-- Start Data for processing --

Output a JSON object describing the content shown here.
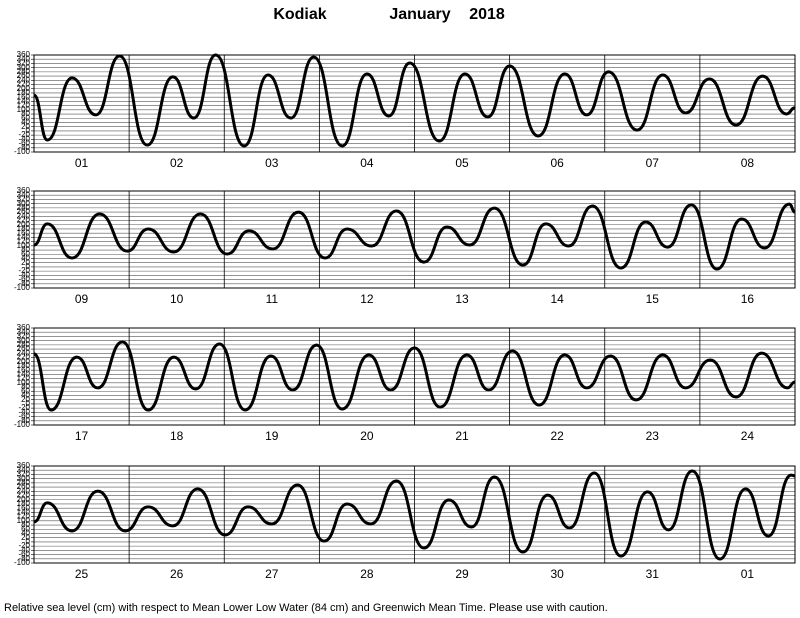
{
  "header": {
    "title": "Kodiak",
    "month": "January",
    "year": "2018"
  },
  "footer": "Relative sea level (cm) with respect to Mean Lower Low Water (84 cm) and Greenwich Mean Time. Please use with caution.",
  "chart_data": [
    {
      "type": "line",
      "color": "#000000",
      "grid": true,
      "categories": [
        "01",
        "02",
        "03",
        "04",
        "05",
        "06",
        "07",
        "08"
      ],
      "x": [
        0,
        0.14,
        0.4,
        0.65,
        0.9,
        1.19,
        1.46,
        1.68,
        1.91,
        2.21,
        2.46,
        2.7,
        2.94,
        3.24,
        3.5,
        3.73,
        3.95,
        4.26,
        4.53,
        4.77,
        5.0,
        5.3,
        5.58,
        5.81,
        6.04,
        6.34,
        6.61,
        6.85,
        7.1,
        7.38,
        7.66,
        7.91,
        8.0
      ],
      "values": [
        170,
        -43,
        251,
        76,
        355,
        -67,
        256,
        61,
        360,
        -71,
        265,
        61,
        350,
        -71,
        270,
        71,
        322,
        -48,
        270,
        66,
        308,
        -24,
        270,
        76,
        280,
        4,
        265,
        85,
        246,
        28,
        260,
        80,
        110
      ],
      "xlim": [
        0,
        8
      ],
      "ylim": [
        -100,
        360
      ],
      "yticks": [
        -100,
        -80,
        -60,
        -40,
        -20,
        0,
        20,
        40,
        60,
        80,
        100,
        120,
        140,
        160,
        180,
        200,
        220,
        240,
        260,
        280,
        300,
        320,
        340,
        360
      ]
    },
    {
      "type": "line",
      "color": "#000000",
      "grid": true,
      "categories": [
        "09",
        "10",
        "11",
        "12",
        "13",
        "14",
        "15",
        "16"
      ],
      "x": [
        0,
        0.14,
        0.4,
        0.69,
        0.98,
        1.2,
        1.47,
        1.75,
        2.03,
        2.26,
        2.51,
        2.78,
        3.06,
        3.29,
        3.55,
        3.81,
        4.1,
        4.34,
        4.58,
        4.84,
        5.14,
        5.38,
        5.62,
        5.87,
        6.17,
        6.43,
        6.66,
        6.91,
        7.18,
        7.44,
        7.68,
        7.94,
        8.0
      ],
      "values": [
        104,
        204,
        42,
        251,
        75,
        180,
        71,
        251,
        61,
        171,
        85,
        260,
        42,
        180,
        99,
        265,
        23,
        189,
        104,
        279,
        9,
        204,
        99,
        289,
        -5,
        213,
        94,
        294,
        -10,
        227,
        90,
        298,
        260
      ],
      "xlim": [
        0,
        8
      ],
      "ylim": [
        -100,
        360
      ],
      "yticks": [
        -100,
        -80,
        -60,
        -40,
        -20,
        0,
        20,
        40,
        60,
        80,
        100,
        120,
        140,
        160,
        180,
        200,
        220,
        240,
        260,
        280,
        300,
        320,
        340,
        360
      ]
    },
    {
      "type": "line",
      "color": "#000000",
      "grid": true,
      "categories": [
        "17",
        "18",
        "19",
        "20",
        "21",
        "22",
        "23",
        "24"
      ],
      "x": [
        0,
        0.18,
        0.45,
        0.67,
        0.93,
        1.2,
        1.47,
        1.7,
        1.95,
        2.22,
        2.49,
        2.72,
        2.97,
        3.24,
        3.52,
        3.75,
        4.0,
        4.27,
        4.55,
        4.78,
        5.03,
        5.31,
        5.58,
        5.81,
        6.06,
        6.33,
        6.61,
        6.85,
        7.11,
        7.38,
        7.65,
        7.92,
        8.0
      ],
      "values": [
        237,
        -29,
        222,
        76,
        294,
        -29,
        222,
        71,
        284,
        -29,
        227,
        66,
        279,
        -24,
        232,
        66,
        265,
        -15,
        232,
        66,
        251,
        -5,
        232,
        76,
        227,
        19,
        232,
        76,
        208,
        33,
        241,
        76,
        104
      ],
      "xlim": [
        0,
        8
      ],
      "ylim": [
        -100,
        360
      ],
      "yticks": [
        -100,
        -80,
        -60,
        -40,
        -20,
        0,
        20,
        40,
        60,
        80,
        100,
        120,
        140,
        160,
        180,
        200,
        220,
        240,
        260,
        280,
        300,
        320,
        340,
        360
      ]
    },
    {
      "type": "line",
      "color": "#000000",
      "grid": true,
      "categories": [
        "25",
        "26",
        "27",
        "28",
        "29",
        "30",
        "31",
        "01"
      ],
      "x": [
        0,
        0.14,
        0.4,
        0.67,
        0.96,
        1.2,
        1.46,
        1.72,
        2.01,
        2.25,
        2.5,
        2.77,
        3.05,
        3.29,
        3.54,
        3.81,
        4.1,
        4.36,
        4.6,
        4.84,
        5.14,
        5.4,
        5.63,
        5.89,
        6.17,
        6.45,
        6.67,
        6.92,
        7.21,
        7.48,
        7.72,
        7.96,
        8.0
      ],
      "values": [
        95,
        185,
        52,
        241,
        52,
        166,
        76,
        251,
        33,
        166,
        85,
        270,
        4,
        180,
        85,
        289,
        -29,
        199,
        71,
        308,
        -48,
        222,
        66,
        327,
        -67,
        237,
        57,
        336,
        -81,
        251,
        28,
        317,
        313
      ],
      "xlim": [
        0,
        8
      ],
      "ylim": [
        -100,
        360
      ],
      "yticks": [
        -100,
        -80,
        -60,
        -40,
        -20,
        0,
        20,
        40,
        60,
        80,
        100,
        120,
        140,
        160,
        180,
        200,
        220,
        240,
        260,
        280,
        300,
        320,
        340,
        360
      ]
    }
  ]
}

-- End Data for processing --

▸ Required task: Skip the images and write out the rest of the listing exactly.

▸ Correct answer:
Output a JSON object describing the content shown here.
{
  "header": {
    "title": "Kodiak",
    "month": "January",
    "year": "2018"
  },
  "footer": "Relative sea level (cm) with respect to Mean Lower Low Water (84 cm) and Greenwich Mean Time. Please use with caution.",
  "chart_data": [
    {
      "type": "line",
      "color": "#000000",
      "grid": true,
      "categories": [
        "01",
        "02",
        "03",
        "04",
        "05",
        "06",
        "07",
        "08"
      ],
      "x": [
        0,
        0.14,
        0.4,
        0.65,
        0.9,
        1.19,
        1.46,
        1.68,
        1.91,
        2.21,
        2.46,
        2.7,
        2.94,
        3.24,
        3.5,
        3.73,
        3.95,
        4.26,
        4.53,
        4.77,
        5.0,
        5.3,
        5.58,
        5.81,
        6.04,
        6.34,
        6.61,
        6.85,
        7.1,
        7.38,
        7.66,
        7.91,
        8.0
      ],
      "values": [
        170,
        -43,
        251,
        76,
        355,
        -67,
        256,
        61,
        360,
        -71,
        265,
        61,
        350,
        -71,
        270,
        71,
        322,
        -48,
        270,
        66,
        308,
        -24,
        270,
        76,
        280,
        4,
        265,
        85,
        246,
        28,
        260,
        80,
        110
      ],
      "xlim": [
        0,
        8
      ],
      "ylim": [
        -100,
        360
      ],
      "yticks": [
        -100,
        -80,
        -60,
        -40,
        -20,
        0,
        20,
        40,
        60,
        80,
        100,
        120,
        140,
        160,
        180,
        200,
        220,
        240,
        260,
        280,
        300,
        320,
        340,
        360
      ]
    },
    {
      "type": "line",
      "color": "#000000",
      "grid": true,
      "categories": [
        "09",
        "10",
        "11",
        "12",
        "13",
        "14",
        "15",
        "16"
      ],
      "x": [
        0,
        0.14,
        0.4,
        0.69,
        0.98,
        1.2,
        1.47,
        1.75,
        2.03,
        2.26,
        2.51,
        2.78,
        3.06,
        3.29,
        3.55,
        3.81,
        4.1,
        4.34,
        4.58,
        4.84,
        5.14,
        5.38,
        5.62,
        5.87,
        6.17,
        6.43,
        6.66,
        6.91,
        7.18,
        7.44,
        7.68,
        7.94,
        8.0
      ],
      "values": [
        104,
        204,
        42,
        251,
        75,
        180,
        71,
        251,
        61,
        171,
        85,
        260,
        42,
        180,
        99,
        265,
        23,
        189,
        104,
        279,
        9,
        204,
        99,
        289,
        -5,
        213,
        94,
        294,
        -10,
        227,
        90,
        298,
        260
      ],
      "xlim": [
        0,
        8
      ],
      "ylim": [
        -100,
        360
      ],
      "yticks": [
        -100,
        -80,
        -60,
        -40,
        -20,
        0,
        20,
        40,
        60,
        80,
        100,
        120,
        140,
        160,
        180,
        200,
        220,
        240,
        260,
        280,
        300,
        320,
        340,
        360
      ]
    },
    {
      "type": "line",
      "color": "#000000",
      "grid": true,
      "categories": [
        "17",
        "18",
        "19",
        "20",
        "21",
        "22",
        "23",
        "24"
      ],
      "x": [
        0,
        0.18,
        0.45,
        0.67,
        0.93,
        1.2,
        1.47,
        1.7,
        1.95,
        2.22,
        2.49,
        2.72,
        2.97,
        3.24,
        3.52,
        3.75,
        4.0,
        4.27,
        4.55,
        4.78,
        5.03,
        5.31,
        5.58,
        5.81,
        6.06,
        6.33,
        6.61,
        6.85,
        7.11,
        7.38,
        7.65,
        7.92,
        8.0
      ],
      "values": [
        237,
        -29,
        222,
        76,
        294,
        -29,
        222,
        71,
        284,
        -29,
        227,
        66,
        279,
        -24,
        232,
        66,
        265,
        -15,
        232,
        66,
        251,
        -5,
        232,
        76,
        227,
        19,
        232,
        76,
        208,
        33,
        241,
        76,
        104
      ],
      "xlim": [
        0,
        8
      ],
      "ylim": [
        -100,
        360
      ],
      "yticks": [
        -100,
        -80,
        -60,
        -40,
        -20,
        0,
        20,
        40,
        60,
        80,
        100,
        120,
        140,
        160,
        180,
        200,
        220,
        240,
        260,
        280,
        300,
        320,
        340,
        360
      ]
    },
    {
      "type": "line",
      "color": "#000000",
      "grid": true,
      "categories": [
        "25",
        "26",
        "27",
        "28",
        "29",
        "30",
        "31",
        "01"
      ],
      "x": [
        0,
        0.14,
        0.4,
        0.67,
        0.96,
        1.2,
        1.46,
        1.72,
        2.01,
        2.25,
        2.5,
        2.77,
        3.05,
        3.29,
        3.54,
        3.81,
        4.1,
        4.36,
        4.6,
        4.84,
        5.14,
        5.4,
        5.63,
        5.89,
        6.17,
        6.45,
        6.67,
        6.92,
        7.21,
        7.48,
        7.72,
        7.96,
        8.0
      ],
      "values": [
        95,
        185,
        52,
        241,
        52,
        166,
        76,
        251,
        33,
        166,
        85,
        270,
        4,
        180,
        85,
        289,
        -29,
        199,
        71,
        308,
        -48,
        222,
        66,
        327,
        -67,
        237,
        57,
        336,
        -81,
        251,
        28,
        317,
        313
      ],
      "xlim": [
        0,
        8
      ],
      "ylim": [
        -100,
        360
      ],
      "yticks": [
        -100,
        -80,
        -60,
        -40,
        -20,
        0,
        20,
        40,
        60,
        80,
        100,
        120,
        140,
        160,
        180,
        200,
        220,
        240,
        260,
        280,
        300,
        320,
        340,
        360
      ]
    }
  ]
}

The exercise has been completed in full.